-- Begin --

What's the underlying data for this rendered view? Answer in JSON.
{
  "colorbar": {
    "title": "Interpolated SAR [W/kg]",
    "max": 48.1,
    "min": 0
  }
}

-- End --

▶ [Instructions for the task] Make a verbatim copy of every entry shown above.

▶ [Solution to this problem]
What's the underlying data for this rendered view? Answer in JSON.
{
  "colorbar": {
    "title": "Interpolated SAR [W/kg]",
    "max": 48.1,
    "min": 0
  }
}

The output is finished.